▸ Task instructions
From the entries below, extract every line that includes the word "PLASTIC".

* Begin Information shown *

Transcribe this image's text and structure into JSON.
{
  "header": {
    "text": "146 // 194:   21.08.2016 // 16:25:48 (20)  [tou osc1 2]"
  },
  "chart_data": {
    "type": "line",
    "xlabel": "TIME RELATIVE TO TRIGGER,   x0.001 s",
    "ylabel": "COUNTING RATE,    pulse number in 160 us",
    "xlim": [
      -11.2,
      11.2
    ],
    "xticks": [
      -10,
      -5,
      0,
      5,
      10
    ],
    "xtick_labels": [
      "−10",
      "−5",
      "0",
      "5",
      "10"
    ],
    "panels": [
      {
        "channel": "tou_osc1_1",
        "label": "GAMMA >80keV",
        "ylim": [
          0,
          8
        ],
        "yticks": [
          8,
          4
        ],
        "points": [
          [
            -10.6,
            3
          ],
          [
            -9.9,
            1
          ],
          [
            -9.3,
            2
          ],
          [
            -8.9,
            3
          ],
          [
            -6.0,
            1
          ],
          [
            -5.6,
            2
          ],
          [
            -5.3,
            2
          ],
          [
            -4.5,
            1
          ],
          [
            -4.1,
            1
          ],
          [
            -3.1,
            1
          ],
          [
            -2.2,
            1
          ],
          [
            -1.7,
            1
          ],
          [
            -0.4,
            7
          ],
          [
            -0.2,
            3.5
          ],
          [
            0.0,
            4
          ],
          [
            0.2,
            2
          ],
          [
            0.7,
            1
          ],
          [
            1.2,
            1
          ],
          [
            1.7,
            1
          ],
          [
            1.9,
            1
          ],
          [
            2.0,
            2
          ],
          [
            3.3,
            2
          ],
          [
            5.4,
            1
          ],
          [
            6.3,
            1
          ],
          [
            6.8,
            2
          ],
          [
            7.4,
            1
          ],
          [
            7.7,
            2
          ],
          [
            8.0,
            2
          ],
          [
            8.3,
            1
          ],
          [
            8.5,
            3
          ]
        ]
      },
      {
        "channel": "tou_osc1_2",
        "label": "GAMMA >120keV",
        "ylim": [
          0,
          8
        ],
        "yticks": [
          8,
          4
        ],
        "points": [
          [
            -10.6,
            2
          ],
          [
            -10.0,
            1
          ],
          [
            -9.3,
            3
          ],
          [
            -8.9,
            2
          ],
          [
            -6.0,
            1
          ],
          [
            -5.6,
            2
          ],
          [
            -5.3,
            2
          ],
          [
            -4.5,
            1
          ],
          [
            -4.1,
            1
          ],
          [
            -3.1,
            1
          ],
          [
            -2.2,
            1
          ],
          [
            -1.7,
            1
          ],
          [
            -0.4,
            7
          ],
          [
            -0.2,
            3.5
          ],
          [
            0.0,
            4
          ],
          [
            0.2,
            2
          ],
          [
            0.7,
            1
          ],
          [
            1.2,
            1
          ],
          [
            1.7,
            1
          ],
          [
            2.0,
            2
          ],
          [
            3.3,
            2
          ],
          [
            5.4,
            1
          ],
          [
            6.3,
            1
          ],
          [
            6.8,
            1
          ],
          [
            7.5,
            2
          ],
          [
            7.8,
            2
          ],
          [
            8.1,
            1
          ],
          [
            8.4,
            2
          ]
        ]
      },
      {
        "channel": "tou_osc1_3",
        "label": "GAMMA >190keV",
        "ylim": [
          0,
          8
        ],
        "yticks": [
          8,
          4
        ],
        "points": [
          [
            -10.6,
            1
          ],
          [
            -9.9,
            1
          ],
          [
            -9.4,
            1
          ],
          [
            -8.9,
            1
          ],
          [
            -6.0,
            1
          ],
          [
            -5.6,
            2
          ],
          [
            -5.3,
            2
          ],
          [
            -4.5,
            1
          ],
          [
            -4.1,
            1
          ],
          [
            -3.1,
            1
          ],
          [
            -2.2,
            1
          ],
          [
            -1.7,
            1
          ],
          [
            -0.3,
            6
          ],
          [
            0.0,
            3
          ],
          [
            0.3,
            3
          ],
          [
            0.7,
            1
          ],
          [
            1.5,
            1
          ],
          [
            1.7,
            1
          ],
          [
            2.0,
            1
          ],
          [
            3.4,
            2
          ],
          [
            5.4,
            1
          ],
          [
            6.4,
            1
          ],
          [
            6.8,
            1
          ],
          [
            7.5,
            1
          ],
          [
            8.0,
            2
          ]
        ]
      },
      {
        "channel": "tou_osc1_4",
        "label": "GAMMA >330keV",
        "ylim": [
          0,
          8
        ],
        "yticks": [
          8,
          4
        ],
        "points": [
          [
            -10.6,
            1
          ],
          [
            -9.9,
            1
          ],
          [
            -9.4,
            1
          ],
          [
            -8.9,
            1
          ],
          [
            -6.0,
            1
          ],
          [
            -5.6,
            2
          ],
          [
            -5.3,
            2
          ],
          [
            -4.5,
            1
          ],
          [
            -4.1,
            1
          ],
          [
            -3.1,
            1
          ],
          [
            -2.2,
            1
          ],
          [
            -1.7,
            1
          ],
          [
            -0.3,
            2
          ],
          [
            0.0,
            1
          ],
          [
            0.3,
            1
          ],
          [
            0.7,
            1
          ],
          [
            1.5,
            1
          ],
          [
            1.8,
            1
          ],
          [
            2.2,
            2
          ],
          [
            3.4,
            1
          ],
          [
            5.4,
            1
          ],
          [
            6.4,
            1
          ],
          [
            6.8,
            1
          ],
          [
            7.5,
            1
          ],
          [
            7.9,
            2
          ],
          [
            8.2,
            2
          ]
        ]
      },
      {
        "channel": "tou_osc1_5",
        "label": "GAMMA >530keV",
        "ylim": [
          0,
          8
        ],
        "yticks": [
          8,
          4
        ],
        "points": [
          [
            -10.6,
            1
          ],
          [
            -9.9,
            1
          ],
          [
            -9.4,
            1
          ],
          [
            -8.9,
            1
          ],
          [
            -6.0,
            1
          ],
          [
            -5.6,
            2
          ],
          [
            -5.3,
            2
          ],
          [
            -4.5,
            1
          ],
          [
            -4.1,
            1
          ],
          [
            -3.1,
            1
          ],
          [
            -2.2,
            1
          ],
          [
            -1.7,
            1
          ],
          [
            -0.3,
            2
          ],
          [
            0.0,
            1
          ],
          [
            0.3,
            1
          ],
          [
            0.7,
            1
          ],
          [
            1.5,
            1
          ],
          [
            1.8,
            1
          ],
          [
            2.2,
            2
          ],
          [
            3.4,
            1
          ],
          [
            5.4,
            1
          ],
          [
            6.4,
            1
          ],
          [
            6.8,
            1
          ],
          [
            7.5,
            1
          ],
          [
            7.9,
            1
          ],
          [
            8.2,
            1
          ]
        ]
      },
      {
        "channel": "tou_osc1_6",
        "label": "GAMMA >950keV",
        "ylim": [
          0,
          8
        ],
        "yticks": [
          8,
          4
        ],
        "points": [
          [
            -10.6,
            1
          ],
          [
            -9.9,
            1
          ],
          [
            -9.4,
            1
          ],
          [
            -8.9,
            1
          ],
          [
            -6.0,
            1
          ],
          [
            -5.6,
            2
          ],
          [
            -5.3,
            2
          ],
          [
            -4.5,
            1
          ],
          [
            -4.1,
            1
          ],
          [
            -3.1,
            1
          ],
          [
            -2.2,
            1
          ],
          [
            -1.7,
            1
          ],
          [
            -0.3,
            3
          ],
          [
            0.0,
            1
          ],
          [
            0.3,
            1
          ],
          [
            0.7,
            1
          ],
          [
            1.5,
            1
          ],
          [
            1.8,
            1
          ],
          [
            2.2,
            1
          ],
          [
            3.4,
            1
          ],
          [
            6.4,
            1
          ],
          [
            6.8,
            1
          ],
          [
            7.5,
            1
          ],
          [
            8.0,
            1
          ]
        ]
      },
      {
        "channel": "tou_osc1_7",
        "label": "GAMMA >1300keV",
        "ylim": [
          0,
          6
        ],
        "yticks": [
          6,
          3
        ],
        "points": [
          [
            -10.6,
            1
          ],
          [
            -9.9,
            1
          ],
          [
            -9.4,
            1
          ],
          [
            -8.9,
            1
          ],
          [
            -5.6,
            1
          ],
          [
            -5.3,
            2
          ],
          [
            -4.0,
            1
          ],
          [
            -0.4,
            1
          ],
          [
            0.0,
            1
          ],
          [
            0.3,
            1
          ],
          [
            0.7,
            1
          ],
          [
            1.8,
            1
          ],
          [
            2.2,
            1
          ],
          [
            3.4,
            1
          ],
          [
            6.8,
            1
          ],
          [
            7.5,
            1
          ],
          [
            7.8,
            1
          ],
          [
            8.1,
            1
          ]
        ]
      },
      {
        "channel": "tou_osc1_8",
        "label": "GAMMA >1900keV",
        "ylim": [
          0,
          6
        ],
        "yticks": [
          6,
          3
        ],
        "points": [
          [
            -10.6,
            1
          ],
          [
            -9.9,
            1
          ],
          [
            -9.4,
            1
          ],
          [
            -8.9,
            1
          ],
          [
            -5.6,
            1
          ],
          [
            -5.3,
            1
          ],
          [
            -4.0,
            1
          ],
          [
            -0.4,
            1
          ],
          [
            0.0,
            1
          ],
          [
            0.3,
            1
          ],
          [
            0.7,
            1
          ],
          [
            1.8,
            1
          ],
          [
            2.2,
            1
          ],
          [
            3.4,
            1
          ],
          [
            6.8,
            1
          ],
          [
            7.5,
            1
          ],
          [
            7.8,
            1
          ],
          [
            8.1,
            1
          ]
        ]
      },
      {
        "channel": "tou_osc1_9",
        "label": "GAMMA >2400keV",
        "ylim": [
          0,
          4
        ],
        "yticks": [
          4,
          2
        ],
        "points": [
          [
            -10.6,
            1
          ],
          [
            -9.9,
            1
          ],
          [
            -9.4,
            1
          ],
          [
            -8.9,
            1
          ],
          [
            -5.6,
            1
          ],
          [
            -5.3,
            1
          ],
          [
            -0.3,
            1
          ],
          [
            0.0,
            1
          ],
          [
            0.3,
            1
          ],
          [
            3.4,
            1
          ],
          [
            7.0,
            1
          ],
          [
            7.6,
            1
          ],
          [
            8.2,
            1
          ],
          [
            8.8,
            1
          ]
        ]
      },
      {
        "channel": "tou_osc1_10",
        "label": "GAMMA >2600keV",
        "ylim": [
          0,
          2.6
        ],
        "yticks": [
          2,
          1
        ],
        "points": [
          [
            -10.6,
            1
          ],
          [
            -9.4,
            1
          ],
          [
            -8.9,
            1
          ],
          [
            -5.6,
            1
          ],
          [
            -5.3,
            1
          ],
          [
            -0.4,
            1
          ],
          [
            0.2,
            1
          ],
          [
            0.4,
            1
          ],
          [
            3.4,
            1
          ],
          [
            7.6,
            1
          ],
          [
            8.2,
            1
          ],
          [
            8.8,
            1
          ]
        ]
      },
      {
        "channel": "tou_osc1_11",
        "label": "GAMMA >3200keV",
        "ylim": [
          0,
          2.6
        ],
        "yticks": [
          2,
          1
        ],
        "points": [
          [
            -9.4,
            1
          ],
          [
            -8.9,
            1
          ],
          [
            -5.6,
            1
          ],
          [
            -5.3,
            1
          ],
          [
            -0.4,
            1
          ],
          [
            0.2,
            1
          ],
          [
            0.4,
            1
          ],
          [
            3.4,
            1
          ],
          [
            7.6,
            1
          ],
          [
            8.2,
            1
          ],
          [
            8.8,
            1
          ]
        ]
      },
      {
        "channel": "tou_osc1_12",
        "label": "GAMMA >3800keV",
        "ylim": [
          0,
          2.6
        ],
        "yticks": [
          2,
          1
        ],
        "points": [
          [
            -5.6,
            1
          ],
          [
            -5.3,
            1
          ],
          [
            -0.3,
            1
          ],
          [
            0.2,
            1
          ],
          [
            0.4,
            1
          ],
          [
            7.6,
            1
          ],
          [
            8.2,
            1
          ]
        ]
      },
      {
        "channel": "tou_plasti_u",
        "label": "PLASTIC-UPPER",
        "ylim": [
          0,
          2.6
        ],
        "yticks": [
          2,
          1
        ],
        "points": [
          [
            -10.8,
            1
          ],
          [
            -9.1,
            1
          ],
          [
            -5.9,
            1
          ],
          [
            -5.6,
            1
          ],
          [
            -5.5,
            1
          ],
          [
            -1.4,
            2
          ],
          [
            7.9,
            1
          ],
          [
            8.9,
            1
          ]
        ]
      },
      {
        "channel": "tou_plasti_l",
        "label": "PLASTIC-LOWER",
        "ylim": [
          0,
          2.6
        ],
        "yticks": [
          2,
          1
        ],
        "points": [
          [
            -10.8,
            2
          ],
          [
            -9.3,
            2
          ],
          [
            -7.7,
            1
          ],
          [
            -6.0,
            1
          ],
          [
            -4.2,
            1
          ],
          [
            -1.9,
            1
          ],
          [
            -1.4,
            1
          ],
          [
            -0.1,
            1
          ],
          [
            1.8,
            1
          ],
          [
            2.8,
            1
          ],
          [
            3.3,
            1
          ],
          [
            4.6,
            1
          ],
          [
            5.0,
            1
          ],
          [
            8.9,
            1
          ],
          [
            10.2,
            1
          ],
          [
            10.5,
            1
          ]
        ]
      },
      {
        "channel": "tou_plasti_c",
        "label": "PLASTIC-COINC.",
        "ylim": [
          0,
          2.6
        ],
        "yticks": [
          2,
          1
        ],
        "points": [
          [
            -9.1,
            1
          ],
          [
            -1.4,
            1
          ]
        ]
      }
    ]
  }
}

* End Information shown *

▸ Worked answer
        "label": "PLASTIC-UPPER",
        "label": "PLASTIC-LOWER",
        "label": "PLASTIC-COINC.",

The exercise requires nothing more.